▸ **YOUR OBJECTIVE**: Copy every line from the material below that holds "color".

Records that describe figures:
※ ※ ※

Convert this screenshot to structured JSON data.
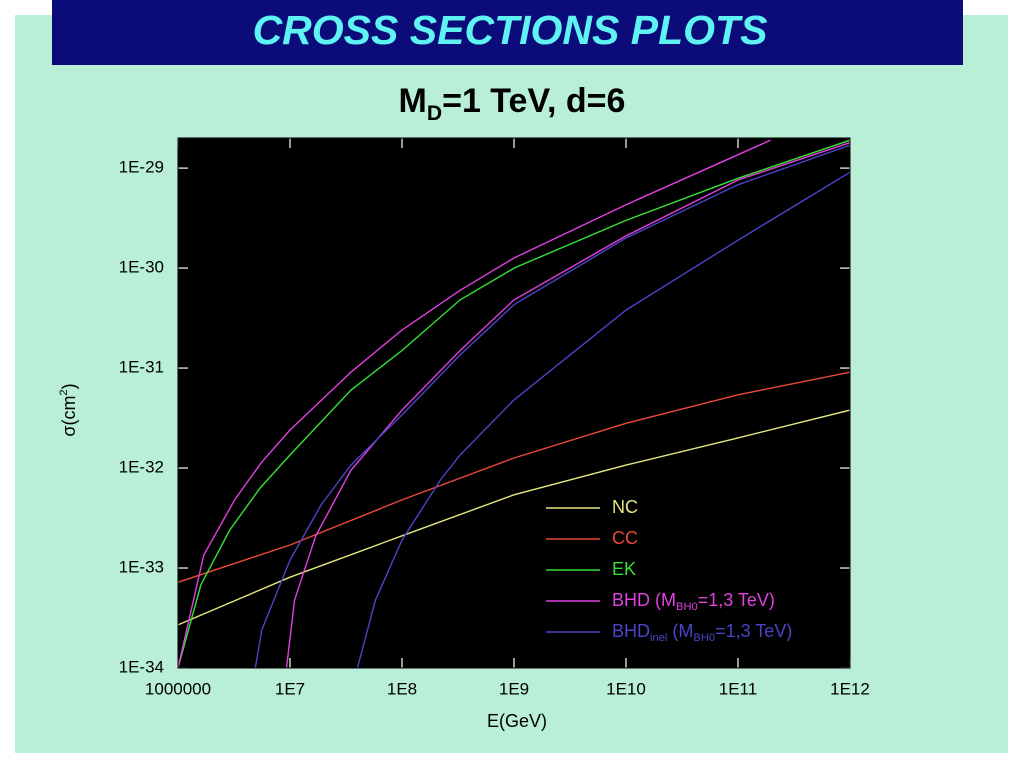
{
  "slide": {
    "title": "CROSS SECTIONS PLOTS"
  },
  "chart_data": {
    "type": "line",
    "title": [
      "M",
      "D",
      "=1 TeV, d=6"
    ],
    "xlabel": "E(GeV)",
    "ylabel": [
      "σ(cm",
      "2",
      ")"
    ],
    "xscale": "log",
    "yscale": "log",
    "xlim": [
      1000000,
      1000000000000
    ],
    "ylim": [
      1e-34,
      2e-29
    ],
    "xticks": [
      1000000,
      {
        "value": 10000000,
        "label": "1E7"
      },
      {
        "value": 100000000,
        "label": "1E8"
      },
      {
        "value": 1000000000,
        "label": "1E9"
      },
      {
        "value": 10000000000,
        "label": "1E10"
      },
      {
        "value": 100000000000,
        "label": "1E11"
      },
      {
        "value": 1000000000000,
        "label": "1E12"
      }
    ],
    "yticks": [
      {
        "value": 1e-34,
        "label": "1E-34"
      },
      {
        "value": 1e-33,
        "label": "1E-33"
      },
      {
        "value": 1e-32,
        "label": "1E-32"
      },
      {
        "value": 1e-31,
        "label": "1E-31"
      },
      {
        "value": 1e-30,
        "label": "1E-30"
      },
      {
        "value": 1e-29,
        "label": "1E-29"
      }
    ],
    "series": [
      {
        "name": [
          "NC"
        ],
        "color": "#e6e680",
        "x": [
          1000000,
          10000000,
          100000000,
          1000000000,
          10000000000,
          100000000000,
          1000000000000
        ],
        "values": [
          2.7e-34,
          8.1e-34,
          2.1e-33,
          5.4e-33,
          1.07e-32,
          2e-32,
          3.8e-32
        ]
      },
      {
        "name": [
          "CC"
        ],
        "color": "#e84a36",
        "x": [
          1000000,
          10000000,
          100000000,
          1000000000,
          10000000000,
          100000000000,
          1000000000000
        ],
        "values": [
          7.2e-34,
          1.7e-33,
          4.8e-33,
          1.26e-32,
          2.8e-32,
          5.4e-32,
          9.1e-32
        ]
      },
      {
        "name": [
          "EK"
        ],
        "color": "#36e036",
        "x": [
          1000000,
          1600000,
          2900000,
          5400000,
          10000000,
          35000000,
          100000000,
          330000000,
          1000000000,
          10000000000,
          100000000000,
          1000000000000
        ],
        "values": [
          1e-34,
          6.8e-34,
          2.4e-33,
          6.3e-33,
          1.35e-32,
          6e-32,
          1.5e-31,
          4.8e-31,
          1e-30,
          3e-30,
          7.9e-30,
          1.9e-29
        ]
      },
      {
        "name": [
          "BHD (M",
          "BH0",
          "=1,3 TeV)"
        ],
        "color": "#e040e0",
        "x": [
          1000000,
          1700000,
          3200000,
          5600000,
          10000000,
          35000000,
          100000000,
          330000000,
          1000000000,
          10000000000,
          195000000000,
          null,
          9300000,
          11000000,
          17000000,
          35000000,
          100000000,
          330000000,
          1000000000,
          10000000000,
          100000000000,
          1000000000000
        ],
        "values": [
          1e-34,
          1.35e-33,
          4.8e-33,
          1.15e-32,
          2.4e-32,
          9.1e-32,
          2.4e-31,
          6e-31,
          1.26e-30,
          4.3e-30,
          1.9e-29,
          null,
          1e-34,
          4.8e-34,
          2.1e-33,
          9.5e-33,
          3.8e-32,
          1.5e-31,
          4.8e-31,
          2.1e-30,
          7.6e-30,
          1.8e-29
        ]
      },
      {
        "name": [
          "BHD",
          "inel",
          " (M",
          "BH0",
          "=1,3 TeV)"
        ],
        "color": "#4a44c8",
        "x": [
          4900000,
          5600000,
          10000000,
          19000000,
          35000000,
          100000000,
          330000000,
          1000000000,
          10000000000,
          100000000000,
          1000000000000,
          null,
          40000000,
          58000000,
          100000000,
          220000000,
          330000000,
          1000000000,
          10000000000,
          100000000000,
          1000000000000
        ],
        "values": [
          1e-34,
          2.4e-34,
          1.2e-33,
          4.3e-33,
          1.07e-32,
          3.4e-32,
          1.35e-31,
          4.3e-31,
          2e-30,
          6.8e-30,
          1.7e-29,
          null,
          1e-34,
          4.8e-34,
          1.9e-33,
          7.6e-33,
          1.35e-32,
          4.8e-32,
          3.8e-31,
          1.9e-30,
          9.1e-30
        ]
      }
    ]
  }
}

※ ※ ※

▸ **RESULT**:
        "color": "#e6e680",
        "color": "#e84a36",
        "color": "#36e036",
        "color": "#e040e0",
        "color": "#4a44c8",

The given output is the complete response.